Start of Material for the task

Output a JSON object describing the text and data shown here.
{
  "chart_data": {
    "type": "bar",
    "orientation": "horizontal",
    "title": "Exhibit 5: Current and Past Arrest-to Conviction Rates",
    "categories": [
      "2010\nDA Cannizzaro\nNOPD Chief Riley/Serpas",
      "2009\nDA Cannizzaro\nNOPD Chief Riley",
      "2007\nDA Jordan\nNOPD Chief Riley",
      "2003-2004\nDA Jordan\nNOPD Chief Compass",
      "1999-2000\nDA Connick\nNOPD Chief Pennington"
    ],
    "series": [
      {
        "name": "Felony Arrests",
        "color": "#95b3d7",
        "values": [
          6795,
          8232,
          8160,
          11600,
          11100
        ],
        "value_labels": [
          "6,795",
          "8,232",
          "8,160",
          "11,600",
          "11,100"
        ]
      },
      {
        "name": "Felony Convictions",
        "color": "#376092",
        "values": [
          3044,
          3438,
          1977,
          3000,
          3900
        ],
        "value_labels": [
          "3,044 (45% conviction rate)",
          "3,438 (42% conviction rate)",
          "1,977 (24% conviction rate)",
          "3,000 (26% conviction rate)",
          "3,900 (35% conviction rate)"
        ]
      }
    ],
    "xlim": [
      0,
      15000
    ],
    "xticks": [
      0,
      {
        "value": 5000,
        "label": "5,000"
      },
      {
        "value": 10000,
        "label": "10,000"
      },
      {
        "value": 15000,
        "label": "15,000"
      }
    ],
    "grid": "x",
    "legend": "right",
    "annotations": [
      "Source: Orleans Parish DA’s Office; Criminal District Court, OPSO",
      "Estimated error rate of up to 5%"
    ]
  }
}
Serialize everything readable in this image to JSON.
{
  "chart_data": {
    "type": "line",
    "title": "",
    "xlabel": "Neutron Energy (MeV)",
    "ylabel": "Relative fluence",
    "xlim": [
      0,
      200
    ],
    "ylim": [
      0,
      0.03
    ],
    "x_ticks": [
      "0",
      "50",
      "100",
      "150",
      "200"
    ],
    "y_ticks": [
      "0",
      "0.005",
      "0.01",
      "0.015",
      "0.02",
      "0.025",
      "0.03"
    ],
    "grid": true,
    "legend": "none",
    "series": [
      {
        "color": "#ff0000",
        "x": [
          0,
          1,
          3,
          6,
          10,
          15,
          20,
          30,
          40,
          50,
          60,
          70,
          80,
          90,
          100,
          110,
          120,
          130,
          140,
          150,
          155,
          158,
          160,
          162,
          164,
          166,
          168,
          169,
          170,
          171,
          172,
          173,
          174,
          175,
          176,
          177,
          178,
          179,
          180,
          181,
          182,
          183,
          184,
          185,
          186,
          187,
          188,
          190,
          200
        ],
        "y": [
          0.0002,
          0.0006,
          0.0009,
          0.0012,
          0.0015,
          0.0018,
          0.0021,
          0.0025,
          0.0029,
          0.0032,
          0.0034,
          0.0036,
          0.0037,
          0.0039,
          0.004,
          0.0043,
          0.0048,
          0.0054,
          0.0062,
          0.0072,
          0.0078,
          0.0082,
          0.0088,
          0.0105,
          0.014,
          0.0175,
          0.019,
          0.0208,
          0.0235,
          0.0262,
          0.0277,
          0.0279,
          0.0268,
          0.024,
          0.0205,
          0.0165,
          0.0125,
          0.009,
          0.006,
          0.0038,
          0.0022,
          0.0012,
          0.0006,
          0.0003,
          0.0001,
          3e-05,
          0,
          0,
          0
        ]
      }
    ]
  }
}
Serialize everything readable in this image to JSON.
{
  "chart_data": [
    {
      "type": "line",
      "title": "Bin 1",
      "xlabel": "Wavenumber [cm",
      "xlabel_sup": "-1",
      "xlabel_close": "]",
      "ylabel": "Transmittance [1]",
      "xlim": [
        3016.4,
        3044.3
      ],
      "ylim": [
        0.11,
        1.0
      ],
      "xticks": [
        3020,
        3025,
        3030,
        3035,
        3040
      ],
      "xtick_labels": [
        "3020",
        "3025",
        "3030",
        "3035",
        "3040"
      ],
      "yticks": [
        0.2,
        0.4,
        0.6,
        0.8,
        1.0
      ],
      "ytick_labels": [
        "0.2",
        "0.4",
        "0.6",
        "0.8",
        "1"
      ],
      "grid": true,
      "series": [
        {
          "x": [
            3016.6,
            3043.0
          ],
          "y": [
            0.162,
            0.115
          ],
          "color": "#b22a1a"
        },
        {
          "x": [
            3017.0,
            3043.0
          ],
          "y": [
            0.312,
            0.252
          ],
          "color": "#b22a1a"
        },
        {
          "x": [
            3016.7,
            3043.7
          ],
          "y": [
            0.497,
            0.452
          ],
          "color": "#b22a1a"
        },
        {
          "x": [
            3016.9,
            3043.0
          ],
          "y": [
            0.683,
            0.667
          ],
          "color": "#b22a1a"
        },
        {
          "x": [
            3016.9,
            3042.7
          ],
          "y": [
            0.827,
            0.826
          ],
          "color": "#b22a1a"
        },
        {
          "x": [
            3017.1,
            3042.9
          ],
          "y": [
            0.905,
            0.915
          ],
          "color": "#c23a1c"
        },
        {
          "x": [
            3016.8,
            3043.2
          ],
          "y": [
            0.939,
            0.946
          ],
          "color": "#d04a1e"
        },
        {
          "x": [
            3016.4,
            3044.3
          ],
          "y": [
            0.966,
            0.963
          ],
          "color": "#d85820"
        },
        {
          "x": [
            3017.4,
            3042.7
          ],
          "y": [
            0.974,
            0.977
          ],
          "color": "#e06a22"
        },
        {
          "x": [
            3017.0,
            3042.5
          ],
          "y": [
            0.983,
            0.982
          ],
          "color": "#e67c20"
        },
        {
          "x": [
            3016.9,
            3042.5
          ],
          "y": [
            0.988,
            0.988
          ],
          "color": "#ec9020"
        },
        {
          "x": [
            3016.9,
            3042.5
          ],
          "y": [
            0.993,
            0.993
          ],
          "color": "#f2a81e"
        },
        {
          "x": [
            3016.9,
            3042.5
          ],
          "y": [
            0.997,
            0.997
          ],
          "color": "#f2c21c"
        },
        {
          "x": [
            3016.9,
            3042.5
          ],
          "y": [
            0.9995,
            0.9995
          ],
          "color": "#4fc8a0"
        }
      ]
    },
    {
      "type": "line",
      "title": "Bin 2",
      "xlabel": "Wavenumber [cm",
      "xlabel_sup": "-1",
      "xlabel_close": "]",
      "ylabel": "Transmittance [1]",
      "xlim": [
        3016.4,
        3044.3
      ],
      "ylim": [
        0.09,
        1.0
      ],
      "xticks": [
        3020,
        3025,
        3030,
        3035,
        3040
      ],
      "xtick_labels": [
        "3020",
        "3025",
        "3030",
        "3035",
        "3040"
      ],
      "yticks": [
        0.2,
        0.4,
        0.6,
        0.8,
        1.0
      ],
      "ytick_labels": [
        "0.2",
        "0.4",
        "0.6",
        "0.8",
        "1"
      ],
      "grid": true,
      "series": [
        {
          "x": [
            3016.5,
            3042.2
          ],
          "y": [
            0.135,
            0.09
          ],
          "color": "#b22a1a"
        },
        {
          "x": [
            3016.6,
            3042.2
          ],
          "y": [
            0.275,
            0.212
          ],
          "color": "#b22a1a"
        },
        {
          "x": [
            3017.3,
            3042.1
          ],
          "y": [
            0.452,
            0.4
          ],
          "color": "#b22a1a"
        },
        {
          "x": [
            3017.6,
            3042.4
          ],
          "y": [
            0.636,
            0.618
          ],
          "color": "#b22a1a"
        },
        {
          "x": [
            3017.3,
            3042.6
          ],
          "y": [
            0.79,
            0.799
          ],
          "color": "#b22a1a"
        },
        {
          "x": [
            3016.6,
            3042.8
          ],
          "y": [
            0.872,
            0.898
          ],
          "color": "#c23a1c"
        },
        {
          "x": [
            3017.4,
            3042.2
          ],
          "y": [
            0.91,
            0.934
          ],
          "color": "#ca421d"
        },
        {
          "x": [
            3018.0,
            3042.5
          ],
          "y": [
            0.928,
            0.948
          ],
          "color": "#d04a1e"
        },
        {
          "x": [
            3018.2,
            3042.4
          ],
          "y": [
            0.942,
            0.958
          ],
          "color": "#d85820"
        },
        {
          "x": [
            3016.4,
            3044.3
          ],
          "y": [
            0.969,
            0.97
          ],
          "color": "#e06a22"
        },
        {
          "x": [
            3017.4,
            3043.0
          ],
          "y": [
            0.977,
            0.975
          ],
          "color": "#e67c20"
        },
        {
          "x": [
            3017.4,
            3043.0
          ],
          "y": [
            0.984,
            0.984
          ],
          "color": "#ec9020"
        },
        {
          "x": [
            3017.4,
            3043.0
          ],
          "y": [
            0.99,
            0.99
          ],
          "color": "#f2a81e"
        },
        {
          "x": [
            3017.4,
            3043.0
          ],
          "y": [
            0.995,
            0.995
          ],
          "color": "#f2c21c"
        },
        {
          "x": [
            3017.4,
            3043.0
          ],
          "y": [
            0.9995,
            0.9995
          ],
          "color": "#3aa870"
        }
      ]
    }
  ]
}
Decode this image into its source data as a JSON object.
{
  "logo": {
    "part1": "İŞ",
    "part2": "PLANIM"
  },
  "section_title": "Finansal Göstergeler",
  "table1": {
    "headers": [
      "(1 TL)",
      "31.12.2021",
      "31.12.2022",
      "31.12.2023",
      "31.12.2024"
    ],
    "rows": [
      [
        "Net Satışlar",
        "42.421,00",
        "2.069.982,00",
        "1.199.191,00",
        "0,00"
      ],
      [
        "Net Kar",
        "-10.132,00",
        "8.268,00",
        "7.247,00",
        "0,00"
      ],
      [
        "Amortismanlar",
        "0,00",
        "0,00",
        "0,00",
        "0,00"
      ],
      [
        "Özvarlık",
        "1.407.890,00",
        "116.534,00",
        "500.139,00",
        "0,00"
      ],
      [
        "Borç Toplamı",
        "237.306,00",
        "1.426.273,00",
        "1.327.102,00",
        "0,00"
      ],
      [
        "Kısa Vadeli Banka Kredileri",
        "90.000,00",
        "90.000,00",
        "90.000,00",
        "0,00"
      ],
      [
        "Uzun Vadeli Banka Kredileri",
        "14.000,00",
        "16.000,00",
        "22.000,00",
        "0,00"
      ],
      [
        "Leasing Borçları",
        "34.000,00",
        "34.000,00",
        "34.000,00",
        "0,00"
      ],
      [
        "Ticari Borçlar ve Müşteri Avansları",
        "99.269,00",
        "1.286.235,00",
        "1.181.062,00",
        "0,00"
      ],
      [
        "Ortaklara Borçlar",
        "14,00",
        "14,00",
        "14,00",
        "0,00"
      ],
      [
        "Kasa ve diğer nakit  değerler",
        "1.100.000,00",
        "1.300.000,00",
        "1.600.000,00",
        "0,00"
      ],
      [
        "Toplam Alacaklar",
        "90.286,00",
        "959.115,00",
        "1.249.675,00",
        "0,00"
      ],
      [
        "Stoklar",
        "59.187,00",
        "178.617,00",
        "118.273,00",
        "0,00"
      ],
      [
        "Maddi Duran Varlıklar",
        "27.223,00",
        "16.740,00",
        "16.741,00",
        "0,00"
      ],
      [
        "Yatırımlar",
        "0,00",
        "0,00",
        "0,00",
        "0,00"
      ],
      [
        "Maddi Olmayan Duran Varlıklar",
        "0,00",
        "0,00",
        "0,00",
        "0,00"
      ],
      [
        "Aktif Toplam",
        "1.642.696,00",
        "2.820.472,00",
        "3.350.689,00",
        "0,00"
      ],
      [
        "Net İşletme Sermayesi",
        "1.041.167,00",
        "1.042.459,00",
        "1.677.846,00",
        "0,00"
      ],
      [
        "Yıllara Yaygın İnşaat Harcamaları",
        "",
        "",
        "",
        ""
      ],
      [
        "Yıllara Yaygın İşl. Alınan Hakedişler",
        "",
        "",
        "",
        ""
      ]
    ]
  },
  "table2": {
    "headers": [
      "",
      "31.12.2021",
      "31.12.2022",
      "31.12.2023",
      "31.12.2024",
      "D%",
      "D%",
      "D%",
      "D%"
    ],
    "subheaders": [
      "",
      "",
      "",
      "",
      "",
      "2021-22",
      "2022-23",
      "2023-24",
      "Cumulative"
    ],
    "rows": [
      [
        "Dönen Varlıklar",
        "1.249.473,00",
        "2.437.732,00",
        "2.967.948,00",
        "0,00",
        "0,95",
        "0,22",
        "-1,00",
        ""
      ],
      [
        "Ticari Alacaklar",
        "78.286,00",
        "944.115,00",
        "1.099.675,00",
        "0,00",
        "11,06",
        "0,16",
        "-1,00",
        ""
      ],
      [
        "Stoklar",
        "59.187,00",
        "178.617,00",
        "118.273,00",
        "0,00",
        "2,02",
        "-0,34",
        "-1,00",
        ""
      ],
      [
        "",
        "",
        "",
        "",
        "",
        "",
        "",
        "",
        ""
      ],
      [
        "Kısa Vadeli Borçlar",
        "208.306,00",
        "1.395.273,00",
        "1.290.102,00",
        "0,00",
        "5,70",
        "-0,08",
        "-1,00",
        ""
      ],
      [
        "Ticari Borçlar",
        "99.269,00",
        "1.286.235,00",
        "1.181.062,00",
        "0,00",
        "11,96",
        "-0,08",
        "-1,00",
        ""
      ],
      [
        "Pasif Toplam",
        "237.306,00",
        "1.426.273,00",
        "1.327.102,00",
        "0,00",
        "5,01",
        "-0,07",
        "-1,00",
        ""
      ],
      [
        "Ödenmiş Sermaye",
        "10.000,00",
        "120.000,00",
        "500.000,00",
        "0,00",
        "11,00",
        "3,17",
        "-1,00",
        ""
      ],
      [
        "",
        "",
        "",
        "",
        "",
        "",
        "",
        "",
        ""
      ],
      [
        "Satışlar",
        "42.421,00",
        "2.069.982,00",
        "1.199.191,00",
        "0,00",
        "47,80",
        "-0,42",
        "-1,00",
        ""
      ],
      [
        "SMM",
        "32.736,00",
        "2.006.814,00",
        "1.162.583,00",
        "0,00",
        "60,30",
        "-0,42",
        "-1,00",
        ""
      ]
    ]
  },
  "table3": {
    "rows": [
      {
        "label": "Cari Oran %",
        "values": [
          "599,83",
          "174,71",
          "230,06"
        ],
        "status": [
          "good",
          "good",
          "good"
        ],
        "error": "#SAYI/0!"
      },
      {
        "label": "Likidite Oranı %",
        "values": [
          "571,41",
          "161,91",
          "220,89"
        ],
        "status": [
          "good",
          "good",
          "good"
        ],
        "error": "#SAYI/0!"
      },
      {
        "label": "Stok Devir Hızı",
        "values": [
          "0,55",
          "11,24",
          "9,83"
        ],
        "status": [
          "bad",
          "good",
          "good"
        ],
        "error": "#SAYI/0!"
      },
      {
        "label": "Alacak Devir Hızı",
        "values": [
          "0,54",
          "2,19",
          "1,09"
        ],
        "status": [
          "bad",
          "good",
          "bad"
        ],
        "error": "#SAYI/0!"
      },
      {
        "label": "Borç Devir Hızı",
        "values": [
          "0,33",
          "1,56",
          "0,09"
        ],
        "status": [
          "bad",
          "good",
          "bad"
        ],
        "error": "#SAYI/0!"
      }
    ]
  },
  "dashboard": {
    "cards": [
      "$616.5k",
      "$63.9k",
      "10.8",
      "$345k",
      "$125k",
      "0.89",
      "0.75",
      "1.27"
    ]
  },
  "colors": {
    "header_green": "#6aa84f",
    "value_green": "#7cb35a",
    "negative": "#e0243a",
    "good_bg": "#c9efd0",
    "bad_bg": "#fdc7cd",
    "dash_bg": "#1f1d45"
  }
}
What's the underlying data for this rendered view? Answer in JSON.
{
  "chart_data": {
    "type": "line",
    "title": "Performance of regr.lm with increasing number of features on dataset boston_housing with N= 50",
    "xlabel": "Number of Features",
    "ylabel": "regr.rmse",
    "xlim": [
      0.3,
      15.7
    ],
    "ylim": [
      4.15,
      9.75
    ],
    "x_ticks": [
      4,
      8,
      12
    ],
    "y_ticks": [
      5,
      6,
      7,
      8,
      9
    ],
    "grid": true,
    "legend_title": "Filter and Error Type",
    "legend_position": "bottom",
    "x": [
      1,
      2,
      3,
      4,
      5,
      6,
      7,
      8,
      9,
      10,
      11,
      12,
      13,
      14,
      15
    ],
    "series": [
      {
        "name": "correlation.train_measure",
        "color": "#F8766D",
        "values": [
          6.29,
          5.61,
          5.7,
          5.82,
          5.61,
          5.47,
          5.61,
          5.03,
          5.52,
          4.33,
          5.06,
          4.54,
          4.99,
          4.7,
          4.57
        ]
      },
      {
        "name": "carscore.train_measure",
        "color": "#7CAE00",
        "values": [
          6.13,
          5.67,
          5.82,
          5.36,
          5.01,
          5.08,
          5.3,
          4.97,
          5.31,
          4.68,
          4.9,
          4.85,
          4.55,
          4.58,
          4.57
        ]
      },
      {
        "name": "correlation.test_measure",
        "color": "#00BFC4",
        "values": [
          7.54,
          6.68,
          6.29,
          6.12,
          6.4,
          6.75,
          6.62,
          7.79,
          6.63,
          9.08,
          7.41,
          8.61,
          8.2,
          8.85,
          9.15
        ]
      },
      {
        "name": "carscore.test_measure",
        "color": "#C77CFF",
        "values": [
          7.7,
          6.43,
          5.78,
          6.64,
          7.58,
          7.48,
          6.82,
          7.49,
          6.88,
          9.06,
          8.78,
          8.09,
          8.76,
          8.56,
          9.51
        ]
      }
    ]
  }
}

End of Material for the task

- Stated exercise:
Filter out every line that lacks the word "Alacaklar", and copy the rest.

- Finished task:
        "Toplam Alacaklar",
        "Ticari Alacaklar",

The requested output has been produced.